PROBLEM DESCRIPTION: Lay out everything in the data from the line containing "gcode-command-input[interactable]: M109 S$" down to the line containing "fan-syntax-hint: Syntax: Percentage", both included, as a Markdown table with a Row column for the row number and an Entry column for the line itself. Leave out any blank lines.

-.-.-

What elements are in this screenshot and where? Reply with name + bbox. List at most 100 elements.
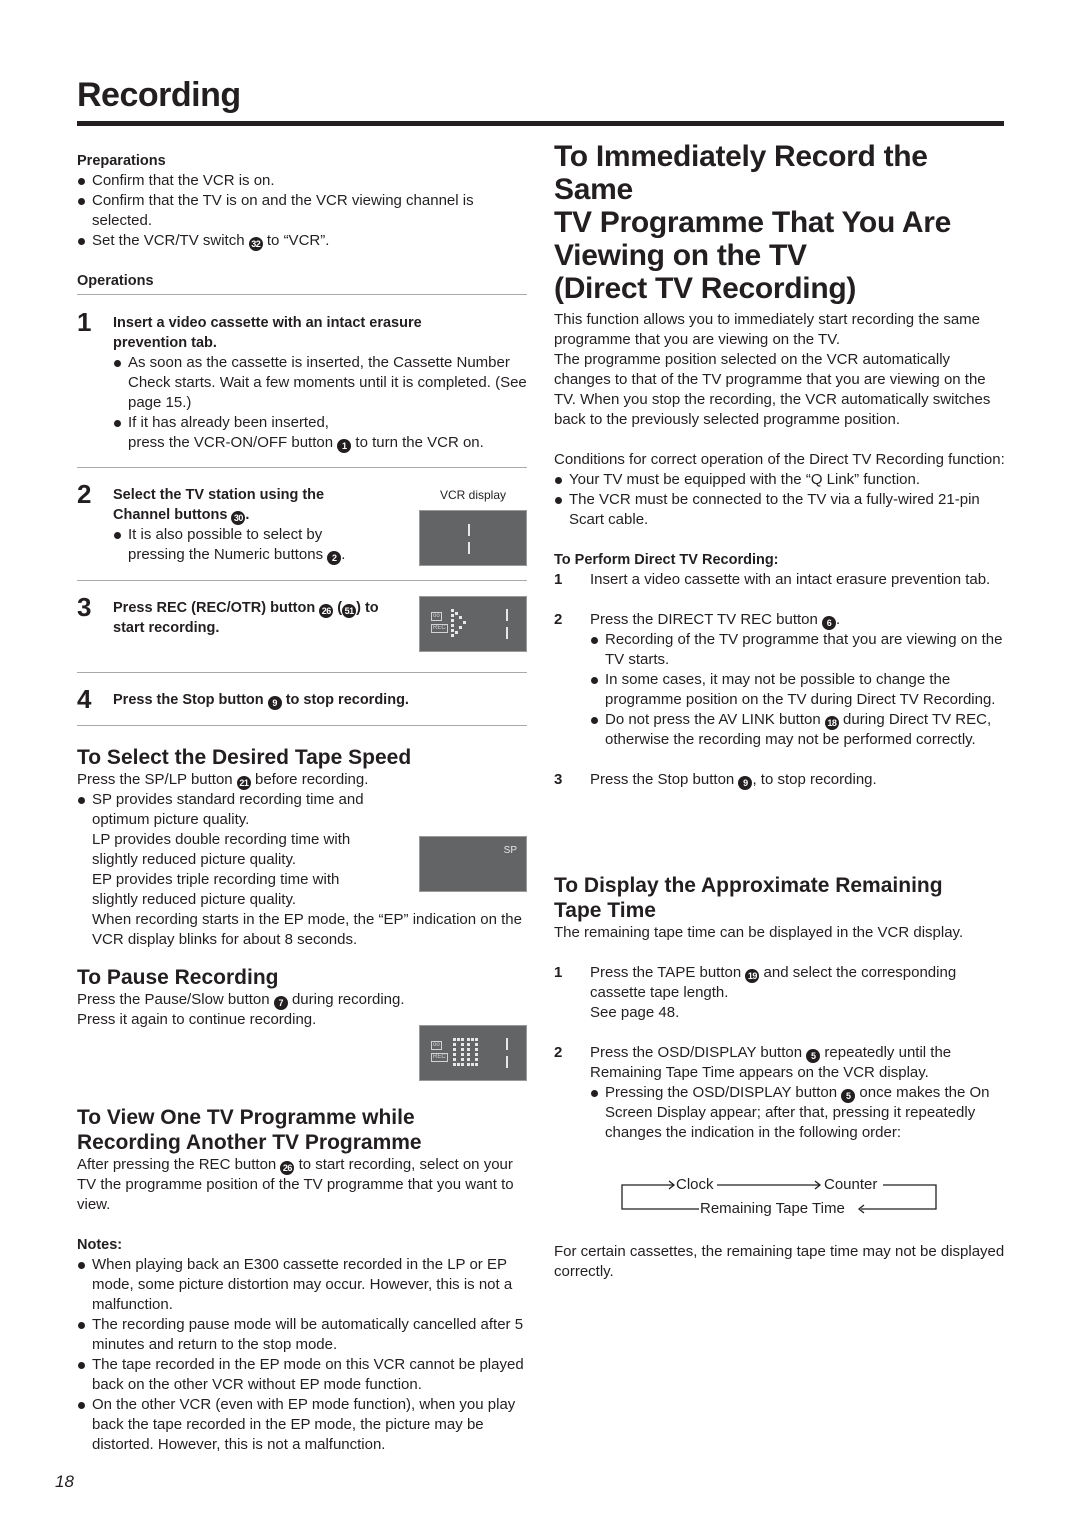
conditions-text: Conditions for correct operation of the … xyxy=(554,451,1005,468)
display-segment xyxy=(506,627,508,639)
ref-number-icon: 32 xyxy=(248,237,263,251)
notes-section: Notes: When playing back an E300 cassett… xyxy=(77,1235,527,1455)
bullet-icon xyxy=(114,360,121,367)
ref-number-icon: 5 xyxy=(806,1049,821,1063)
remaining-footer: For certain cassettes, the remaining tap… xyxy=(554,1243,1005,1280)
ref-number-icon: 1 xyxy=(337,439,352,453)
page-title: Recording xyxy=(77,76,241,114)
step-number: 1 xyxy=(77,307,92,337)
cassette-icon: οο xyxy=(431,612,442,621)
perform-bullet: Recording of the TV programme that you a… xyxy=(590,630,1009,670)
remaining-heading: To Display the Approximate Remaining Tap… xyxy=(554,874,943,922)
display-segment xyxy=(468,524,470,536)
tape-speed-heading: To Select the Desired Tape Speed xyxy=(77,746,412,769)
arrow-to-clock xyxy=(621,1184,673,1203)
step-title: Press the Stop button 9 to stop recordin… xyxy=(113,692,409,710)
divider xyxy=(77,725,527,726)
preparations-heading: Preparations xyxy=(77,153,166,169)
ref-number-icon: 7 xyxy=(273,996,288,1010)
bullet-icon xyxy=(591,637,598,644)
pause-section: To Pause Recording Press the Pause/Slow … xyxy=(77,965,527,1030)
bullet-icon xyxy=(78,1322,85,1329)
perform-step: 3 Press the Stop button 9, to stop record… xyxy=(554,771,877,790)
ref-number-icon: 9 xyxy=(738,776,753,790)
display-segment xyxy=(506,1038,508,1050)
step-bullet: It is also possible to select by pressin… xyxy=(113,525,383,565)
remaining-section: To Display the Approximate Remaining Tap… xyxy=(554,873,1009,1143)
remaining-step: 1 Press the TAPE button 19 and select the… xyxy=(554,964,957,1021)
cassette-icon: οο xyxy=(431,1041,442,1050)
step-bullet: As soon as the cassette is inserted, the… xyxy=(113,353,527,413)
arrow-back-to-clock xyxy=(621,1203,699,1210)
direct-tv-heading: To Immediately Record the Same TV Progra… xyxy=(554,140,952,305)
bullet-icon xyxy=(78,238,85,245)
flow-counter: Counter xyxy=(824,1176,878,1193)
note-item: The recording pause mode will be automat… xyxy=(77,1315,527,1355)
bullet-icon xyxy=(555,477,562,484)
ep-note: When recording starts in the EP mode, th… xyxy=(92,911,522,948)
perform-step: 2 Press the DIRECT TV REC button 6. xyxy=(554,611,841,630)
step-number: 3 xyxy=(77,592,92,622)
vcr-display-pause: οο REC xyxy=(419,1025,527,1081)
bullet-icon xyxy=(591,677,598,684)
note-item: On the other VCR (even with EP mode func… xyxy=(77,1395,527,1455)
ref-number-icon: 6 xyxy=(822,616,837,630)
perform-bullet: Do not press the AV LINK button 18 durin… xyxy=(590,710,1009,750)
ref-number-icon: 18 xyxy=(824,716,839,730)
step-title: Insert a video cassette with an intact e… xyxy=(113,315,422,351)
ref-number-icon: 51 xyxy=(342,604,357,618)
page-number: 18 xyxy=(55,1472,74,1491)
remaining-intro: The remaining tape time can be displayed… xyxy=(554,924,964,941)
display-segment xyxy=(506,609,508,621)
preparations-section: Preparations Confirm that the VCR is on.… xyxy=(77,151,527,251)
operations-heading-wrap: Operations xyxy=(77,271,527,291)
title-rule xyxy=(77,121,1004,126)
ref-number-icon: 21 xyxy=(236,776,251,790)
bullet-icon xyxy=(78,1402,85,1409)
divider xyxy=(77,580,527,581)
bullet-icon xyxy=(78,797,85,804)
bullet-icon xyxy=(591,717,598,724)
tape-speed-intro: Press the SP/LP button 21 before recordi… xyxy=(77,771,369,790)
step-title: Press REC (REC/OTR) button 26 (51) to st… xyxy=(113,600,379,636)
bullet-icon xyxy=(78,1362,85,1369)
perform-step: 1 Insert a video cassette with an intact … xyxy=(554,571,991,588)
step-title: Select the TV station using the Channel … xyxy=(113,487,325,525)
prep-item: Confirm that the VCR is on. xyxy=(77,171,527,191)
display-order-diagram: Clock Counter Remaining Tape Time xyxy=(621,1175,941,1217)
operations-heading: Operations xyxy=(77,273,154,289)
perform-heading: To Perform Direct TV Recording: xyxy=(554,552,779,568)
vcr-display-speed: SP xyxy=(419,836,527,892)
divider xyxy=(77,294,527,295)
prep-item: Confirm that the TV is on and the VCR vi… xyxy=(77,191,527,231)
prep-item: Set the VCR/TV switch 32 to “VCR”. xyxy=(77,231,527,251)
direct-tv-intro2: The programme position selected on the V… xyxy=(554,351,991,428)
step-number: 2 xyxy=(77,479,92,509)
flow-remaining: Remaining Tape Time xyxy=(700,1200,845,1217)
ref-number-icon: 19 xyxy=(745,969,760,983)
condition-item: The VCR must be connected to the TV via … xyxy=(554,490,1009,530)
direct-tv-section: To Immediately Record the Same TV Progra… xyxy=(554,140,1009,790)
ep-description: EP provides triple recording time with s… xyxy=(92,871,340,908)
view-other-heading: To View One TV Programme while Recording… xyxy=(77,1106,422,1154)
view-other-section: To View One TV Programme while Recording… xyxy=(77,1106,514,1213)
ref-number-icon: 30 xyxy=(231,511,246,525)
divider xyxy=(77,672,527,673)
divider xyxy=(77,467,527,468)
note-item: The tape recorded in the EP mode on this… xyxy=(77,1355,527,1395)
notes-heading: Notes: xyxy=(77,1237,123,1253)
pause-heading: To Pause Recording xyxy=(77,966,279,989)
lp-description: LP provides double recording time with s… xyxy=(92,831,351,868)
flow-clock: Clock xyxy=(676,1176,714,1193)
vcr-display-recording: οο REC xyxy=(419,596,527,652)
speed-indicator: SP xyxy=(503,845,517,856)
perform-bullet: In some cases, it may not be possible to… xyxy=(590,670,1009,710)
bullet-icon xyxy=(78,1262,85,1269)
rec-indicator-icon: REC xyxy=(431,1053,448,1062)
ref-number-icon: 26 xyxy=(319,604,334,618)
rec-indicator-icon: REC xyxy=(431,624,448,633)
step-bullet: If it has already been inserted, press th… xyxy=(113,413,527,453)
vcr-display-label: VCR display xyxy=(440,488,507,502)
step-number: 4 xyxy=(77,684,92,714)
bullet-icon xyxy=(78,178,85,185)
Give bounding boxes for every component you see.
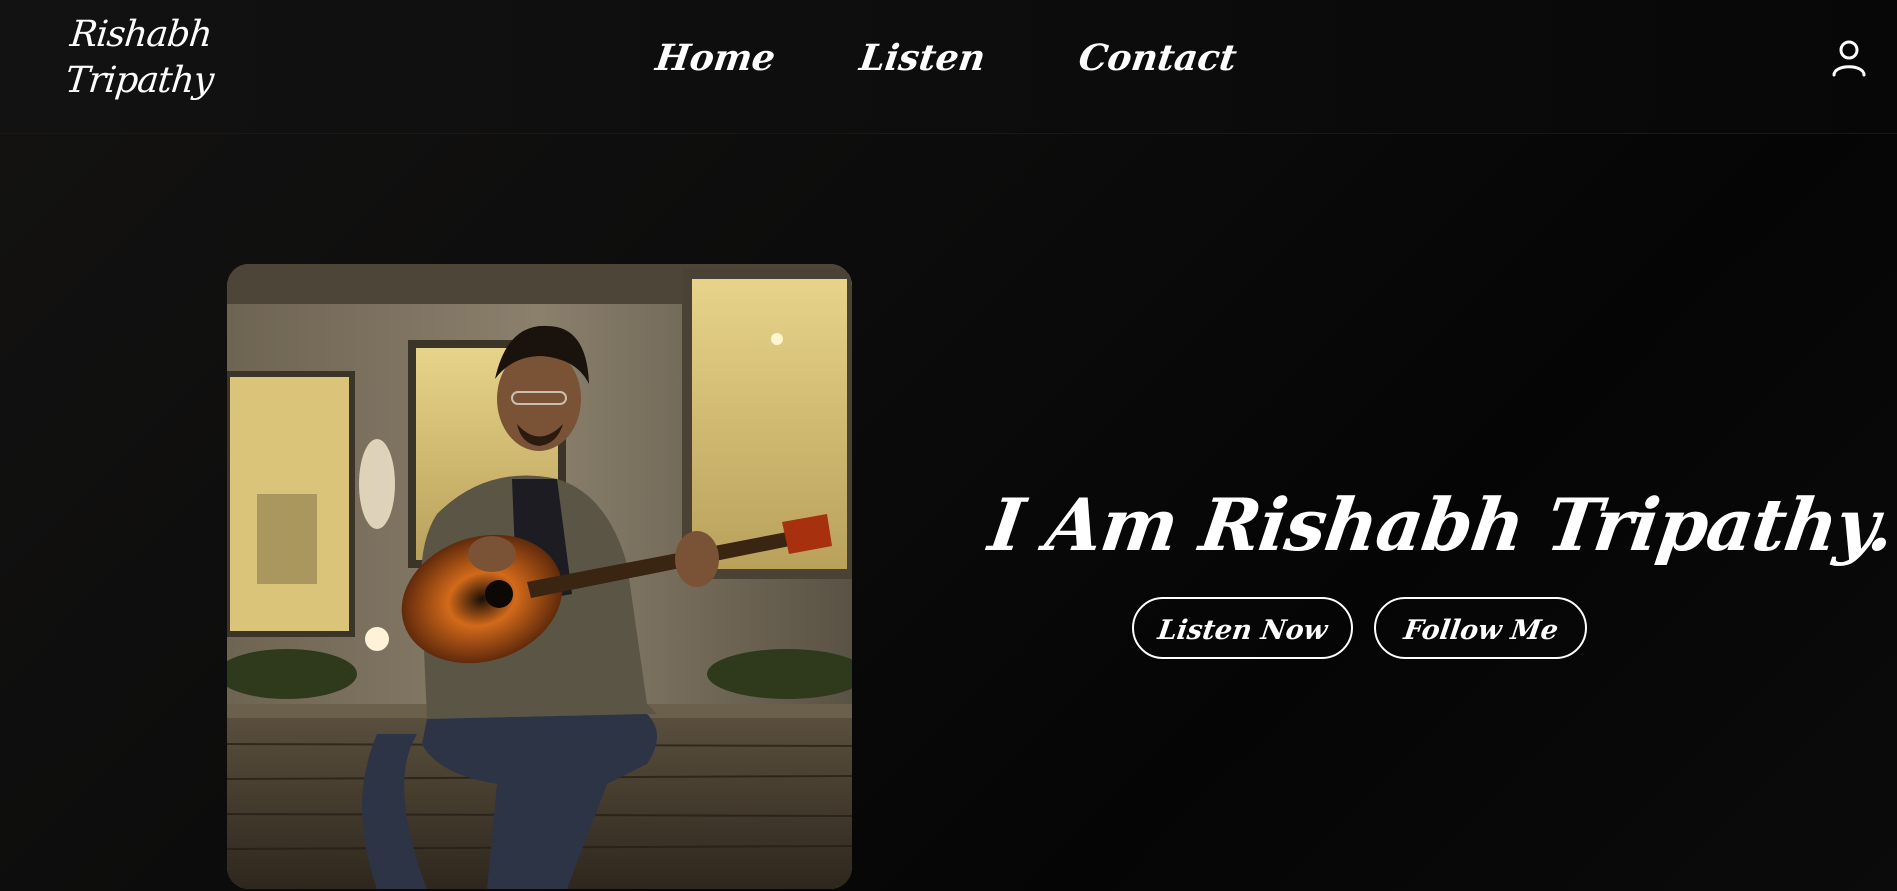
follow-me-label: Follow Me <box>1401 615 1560 646</box>
site-header: Rishabh Tripathy Home Listen Contact <box>0 0 1897 134</box>
listen-now-label: Listen Now <box>1155 615 1330 646</box>
guitarist-photo-illustration <box>227 264 852 889</box>
follow-me-button[interactable]: Follow Me <box>1374 597 1587 659</box>
hero-photo <box>227 264 852 889</box>
nav-link-listen[interactable]: Listen <box>856 30 989 86</box>
site-logo[interactable]: Rishabh Tripathy <box>63 12 233 104</box>
hero-title: I Am Rishabh Tripathy. <box>984 482 1897 567</box>
nav-link-contact[interactable]: Contact <box>1075 30 1240 86</box>
listen-now-button[interactable]: Listen Now <box>1132 597 1353 659</box>
user-icon <box>1832 40 1866 77</box>
nav-link-home[interactable]: Home <box>652 30 779 86</box>
account-button[interactable] <box>1830 38 1868 78</box>
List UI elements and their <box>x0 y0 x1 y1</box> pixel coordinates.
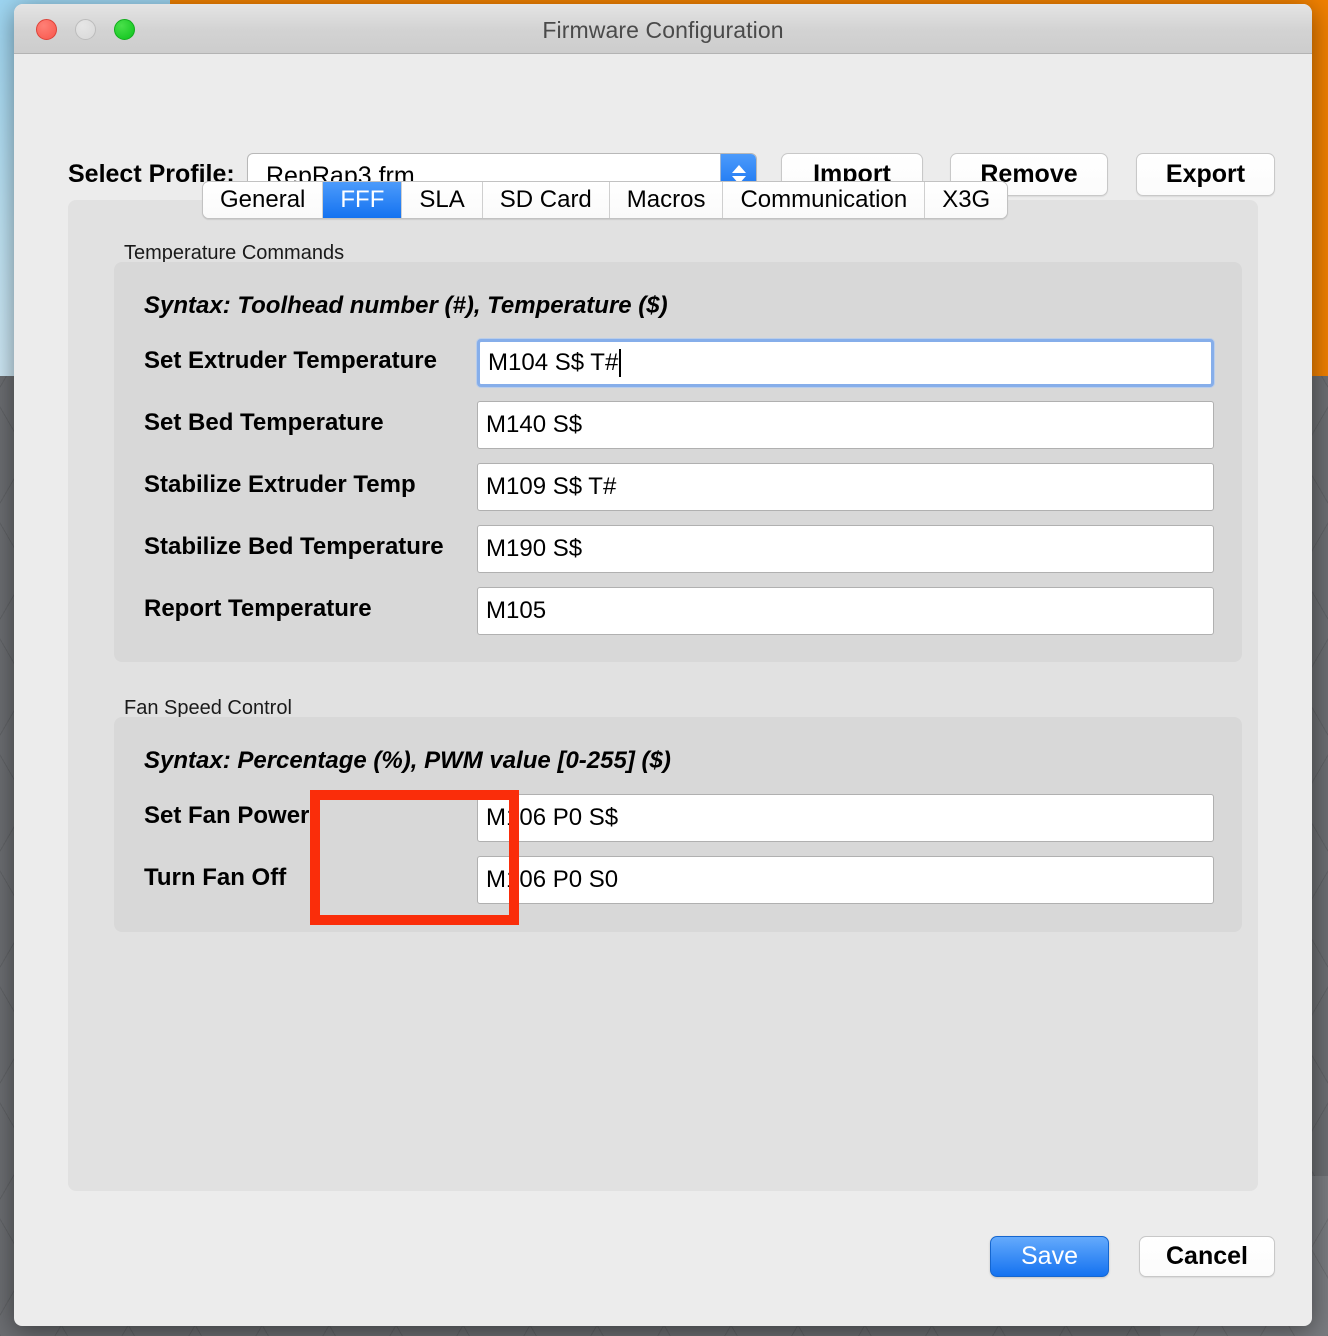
gcode-command-input[interactable]: M109 S$ T# <box>477 463 1214 511</box>
gcode-command-input[interactable]: M140 S$ <box>477 401 1214 449</box>
gcode-command-input[interactable]: M105 <box>477 587 1214 635</box>
table-row: Turn Fan Off M106 P0 S0 <box>114 856 1242 904</box>
fan-syntax-hint: Syntax: Percentage (%), PWM value [0-255… <box>144 747 671 774</box>
cancel-button[interactable]: Cancel <box>1139 1236 1275 1277</box>
field-label: Set Bed Temperature <box>144 409 384 436</box>
field-label: Set Extruder Temperature <box>144 347 437 374</box>
gcode-command-value: M140 S$ <box>486 411 583 438</box>
gcode-command-value: M104 S$ T# <box>488 349 619 376</box>
fff-tab-panel: Temperature Commands Syntax: Toolhead nu… <box>68 200 1258 1191</box>
gcode-command-input[interactable]: M104 S$ T# <box>477 339 1214 387</box>
tab-general[interactable]: General <box>203 182 324 218</box>
export-button[interactable]: Export <box>1136 153 1275 196</box>
table-row: Set Fan Power M106 P0 S$ <box>114 794 1242 842</box>
tab-sd-card[interactable]: SD Card <box>482 182 610 218</box>
table-row: Set Extruder Temperature M104 S$ T# <box>114 339 1242 387</box>
tab-x3g[interactable]: X3G <box>925 182 1008 218</box>
gcode-command-value: M109 S$ T# <box>486 473 617 500</box>
gcode-command-input[interactable]: M106 P0 S0 <box>477 856 1214 904</box>
tab-communication[interactable]: Communication <box>723 182 926 218</box>
field-label: Report Temperature <box>144 595 372 622</box>
chevron-up-icon <box>731 165 746 173</box>
temperature-commands-groupbox: Syntax: Toolhead number (#), Temperature… <box>114 262 1242 662</box>
tab-fff[interactable]: FFF <box>323 182 403 218</box>
tab-bar: General FFF SLA SD Card Macros Communication X… <box>202 181 1009 219</box>
gcode-command-value: M190 S$ <box>486 535 583 562</box>
temperature-syntax-hint: Syntax: Toolhead number (#), Temperature… <box>144 292 668 319</box>
table-row: Stabilize Extruder Temp M109 S$ T# <box>114 463 1242 511</box>
firmware-configuration-window: Firmware Configuration Select Profile: R… <box>14 4 1312 1326</box>
field-label: Turn Fan Off <box>144 864 287 891</box>
field-label: Set Fan Power <box>144 802 310 829</box>
gcode-command-input[interactable]: M106 P0 S$ <box>477 794 1214 842</box>
field-label: Stabilize Extruder Temp <box>144 471 416 498</box>
fan-speed-control-groupbox: Syntax: Percentage (%), PWM value [0-255… <box>114 717 1242 932</box>
gcode-command-value: M106 P0 S0 <box>486 866 619 893</box>
window-titlebar[interactable]: Firmware Configuration <box>14 4 1312 54</box>
tab-sla[interactable]: SLA <box>402 182 483 218</box>
gcode-command-value: M105 <box>486 597 547 624</box>
field-label: Stabilize Bed Temperature <box>144 533 444 560</box>
save-button[interactable]: Save <box>990 1236 1109 1277</box>
gcode-command-value: M106 P0 S$ <box>486 804 619 831</box>
text-caret <box>619 349 622 377</box>
table-row: Set Bed Temperature M140 S$ <box>114 401 1242 449</box>
tab-macros[interactable]: Macros <box>609 182 724 218</box>
window-title: Firmware Configuration <box>542 17 784 43</box>
table-row: Report Temperature M105 <box>114 587 1242 635</box>
profile-toolbar: Select Profile: RepRap3.frm Import Remov… <box>14 54 1312 196</box>
table-row: Stabilize Bed Temperature M190 S$ <box>114 525 1242 573</box>
gcode-command-input[interactable]: M190 S$ <box>477 525 1214 573</box>
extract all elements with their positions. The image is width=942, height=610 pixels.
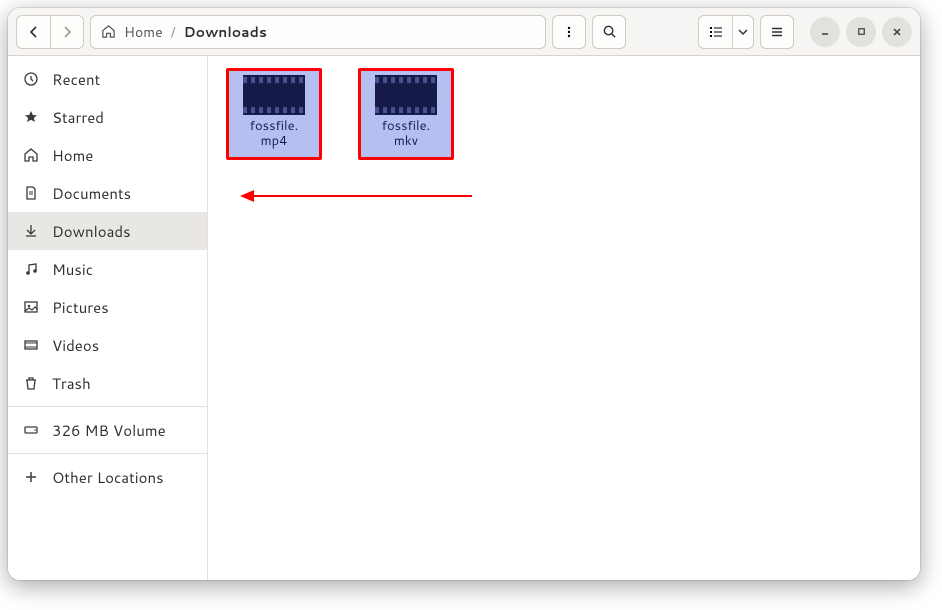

-.-.-

FINAL RESULT:
| Row | Entry |
|---|---|
| 1 | gcode-command-input[interactable]: M109 S$ T# <box>477 463 1214 511</box> |
| 2 | gcode-command-input[interactable]: M140 S$ <box>477 401 1214 449</box> |
| 3 | gcode-command-input[interactable]: M105 <box>477 587 1214 635</box> |
| 4 | table-row: Turn Fan Off M106 P0 S0 <box>114 856 1242 904</box> |
| 5 | fan-syntax-hint: Syntax: Percentage (%), PWM value [0-255… <box>144 747 671 774</box> |